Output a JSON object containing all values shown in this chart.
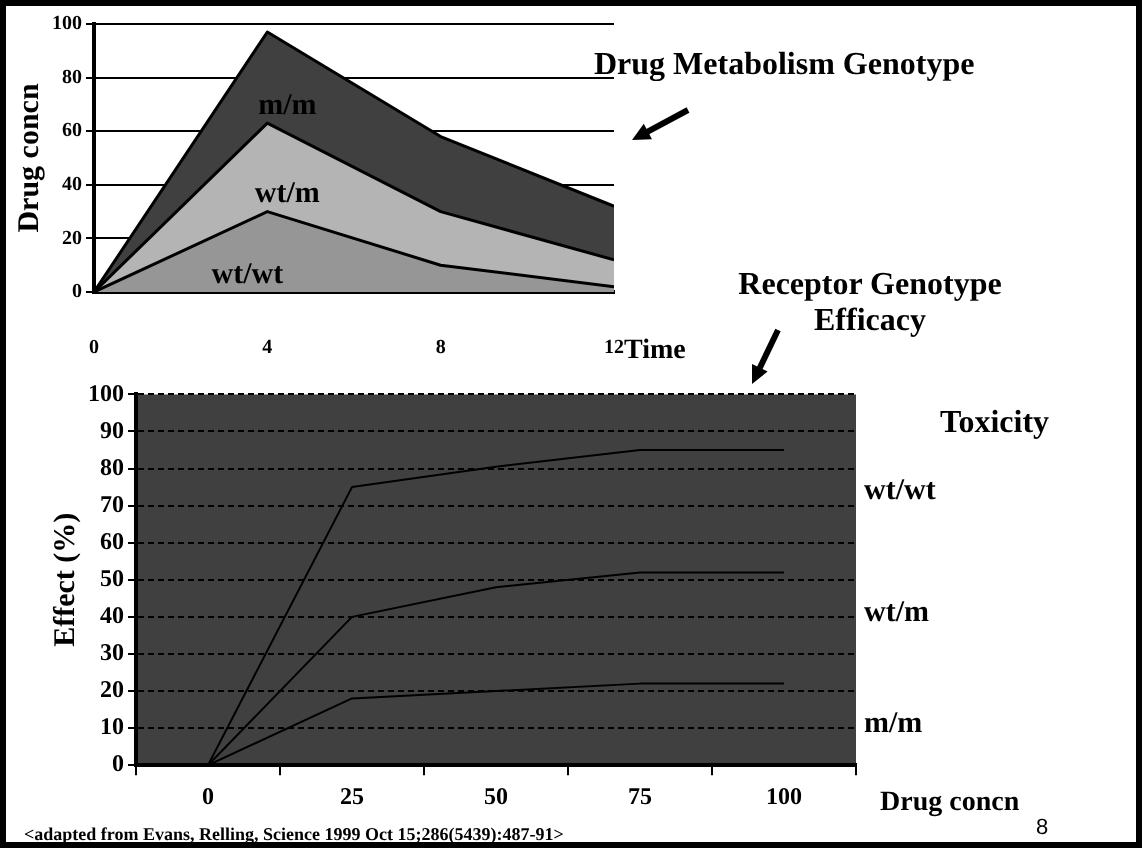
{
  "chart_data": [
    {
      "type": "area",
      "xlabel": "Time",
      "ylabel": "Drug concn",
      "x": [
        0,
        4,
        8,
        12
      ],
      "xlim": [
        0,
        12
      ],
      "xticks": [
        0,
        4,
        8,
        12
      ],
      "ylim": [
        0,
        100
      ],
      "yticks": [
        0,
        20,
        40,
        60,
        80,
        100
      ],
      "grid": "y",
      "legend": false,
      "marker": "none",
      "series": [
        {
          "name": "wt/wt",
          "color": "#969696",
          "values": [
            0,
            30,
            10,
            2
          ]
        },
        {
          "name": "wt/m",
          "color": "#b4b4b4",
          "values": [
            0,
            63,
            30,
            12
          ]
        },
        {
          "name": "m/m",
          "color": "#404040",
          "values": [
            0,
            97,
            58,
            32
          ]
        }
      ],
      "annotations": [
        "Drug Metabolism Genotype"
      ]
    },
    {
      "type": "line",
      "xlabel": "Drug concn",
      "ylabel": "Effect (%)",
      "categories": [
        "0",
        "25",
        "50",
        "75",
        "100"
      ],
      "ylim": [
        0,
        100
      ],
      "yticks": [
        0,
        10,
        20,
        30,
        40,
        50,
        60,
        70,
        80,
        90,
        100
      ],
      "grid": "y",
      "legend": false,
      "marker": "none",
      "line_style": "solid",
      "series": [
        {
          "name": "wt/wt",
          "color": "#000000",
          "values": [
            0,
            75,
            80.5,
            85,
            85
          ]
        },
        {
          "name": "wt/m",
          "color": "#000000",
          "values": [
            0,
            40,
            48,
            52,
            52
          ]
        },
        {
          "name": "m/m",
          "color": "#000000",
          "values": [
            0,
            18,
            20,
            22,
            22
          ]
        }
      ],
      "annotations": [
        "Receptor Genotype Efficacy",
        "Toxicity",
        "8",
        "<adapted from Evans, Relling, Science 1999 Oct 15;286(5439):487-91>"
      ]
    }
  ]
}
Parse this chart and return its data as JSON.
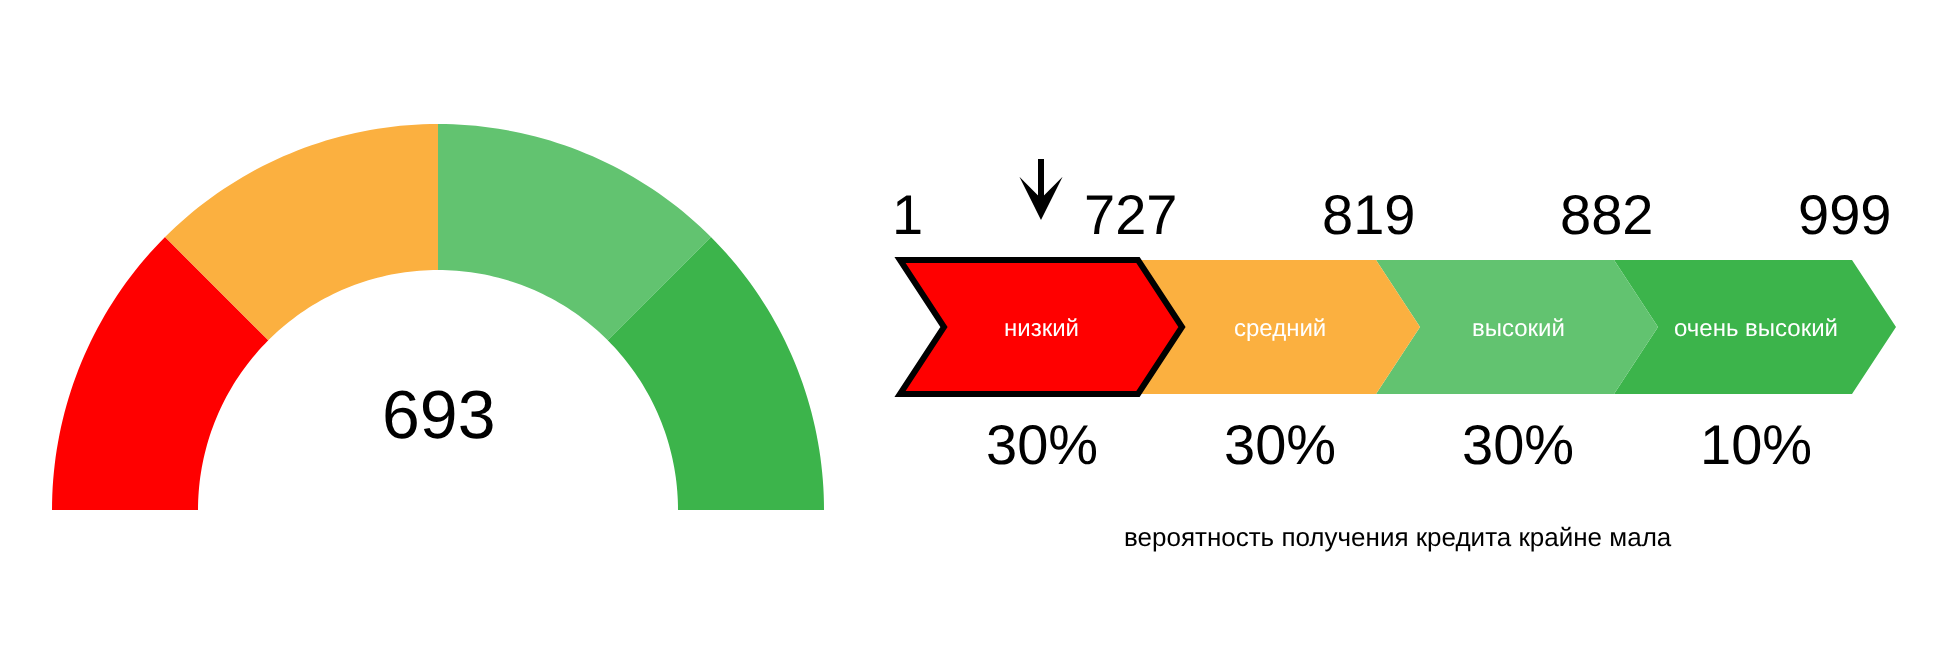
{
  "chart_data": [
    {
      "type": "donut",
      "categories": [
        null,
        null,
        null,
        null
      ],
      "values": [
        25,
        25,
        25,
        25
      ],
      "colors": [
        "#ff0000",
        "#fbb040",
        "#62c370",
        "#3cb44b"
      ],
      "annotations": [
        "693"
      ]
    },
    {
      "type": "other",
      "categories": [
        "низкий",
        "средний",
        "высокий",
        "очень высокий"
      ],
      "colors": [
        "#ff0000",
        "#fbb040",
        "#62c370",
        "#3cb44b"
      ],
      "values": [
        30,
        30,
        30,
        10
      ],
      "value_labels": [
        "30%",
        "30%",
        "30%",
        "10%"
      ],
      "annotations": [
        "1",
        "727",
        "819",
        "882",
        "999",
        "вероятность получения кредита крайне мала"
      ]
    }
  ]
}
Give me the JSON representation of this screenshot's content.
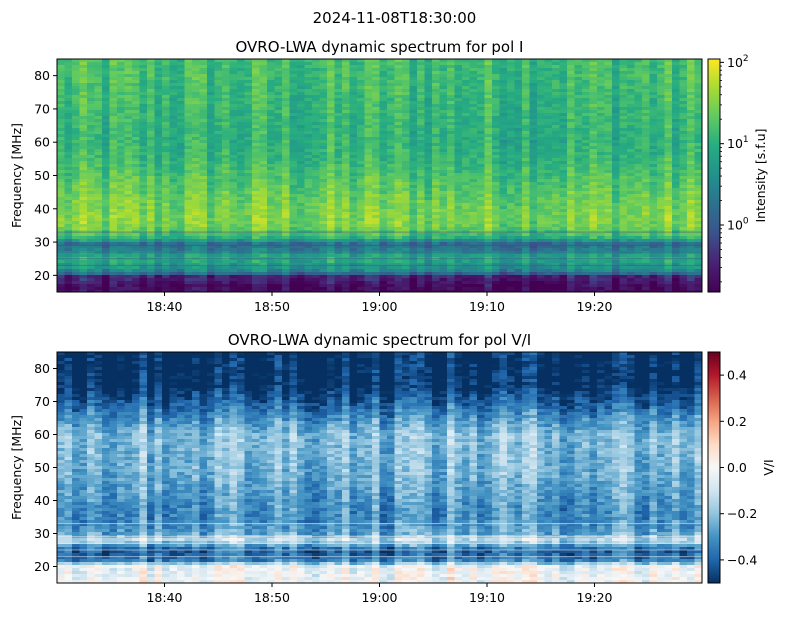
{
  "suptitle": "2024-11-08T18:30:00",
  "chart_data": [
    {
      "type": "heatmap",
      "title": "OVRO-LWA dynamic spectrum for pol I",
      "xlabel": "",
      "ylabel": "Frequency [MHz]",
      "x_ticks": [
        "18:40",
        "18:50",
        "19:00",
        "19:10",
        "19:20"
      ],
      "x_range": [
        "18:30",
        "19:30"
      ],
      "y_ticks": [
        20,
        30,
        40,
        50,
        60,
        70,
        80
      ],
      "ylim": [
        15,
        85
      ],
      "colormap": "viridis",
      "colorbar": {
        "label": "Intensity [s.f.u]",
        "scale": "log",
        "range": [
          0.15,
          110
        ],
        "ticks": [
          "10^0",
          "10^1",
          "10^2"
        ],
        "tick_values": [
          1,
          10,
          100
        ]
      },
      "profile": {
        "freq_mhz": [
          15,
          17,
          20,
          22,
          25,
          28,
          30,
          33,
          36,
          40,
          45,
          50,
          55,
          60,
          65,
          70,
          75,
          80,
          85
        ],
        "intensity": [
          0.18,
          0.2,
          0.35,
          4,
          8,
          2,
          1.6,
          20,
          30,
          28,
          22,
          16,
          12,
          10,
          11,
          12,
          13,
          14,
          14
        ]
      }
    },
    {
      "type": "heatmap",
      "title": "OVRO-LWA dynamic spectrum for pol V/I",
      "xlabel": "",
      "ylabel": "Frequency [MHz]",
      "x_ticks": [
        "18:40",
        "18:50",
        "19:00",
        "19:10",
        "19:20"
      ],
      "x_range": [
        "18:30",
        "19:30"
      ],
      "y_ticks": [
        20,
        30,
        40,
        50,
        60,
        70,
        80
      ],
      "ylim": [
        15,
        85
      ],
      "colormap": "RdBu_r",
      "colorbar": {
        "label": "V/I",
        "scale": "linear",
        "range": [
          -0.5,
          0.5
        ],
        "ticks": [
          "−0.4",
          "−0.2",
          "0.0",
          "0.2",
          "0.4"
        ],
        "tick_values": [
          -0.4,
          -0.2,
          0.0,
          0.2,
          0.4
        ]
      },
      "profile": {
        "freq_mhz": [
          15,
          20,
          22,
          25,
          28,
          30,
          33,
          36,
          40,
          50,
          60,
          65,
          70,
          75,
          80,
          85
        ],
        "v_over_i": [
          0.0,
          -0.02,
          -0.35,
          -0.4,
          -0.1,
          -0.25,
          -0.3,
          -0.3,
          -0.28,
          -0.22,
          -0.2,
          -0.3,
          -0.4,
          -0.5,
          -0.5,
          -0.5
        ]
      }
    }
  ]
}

********************

■ Given task: Your task is to collect every line above that contains the word "spectrum".

■ Solved exercise:
      "title": "OVRO-LWA dynamic spectrum for pol I",
      "title": "OVRO-LWA dynamic spectrum for pol V/I",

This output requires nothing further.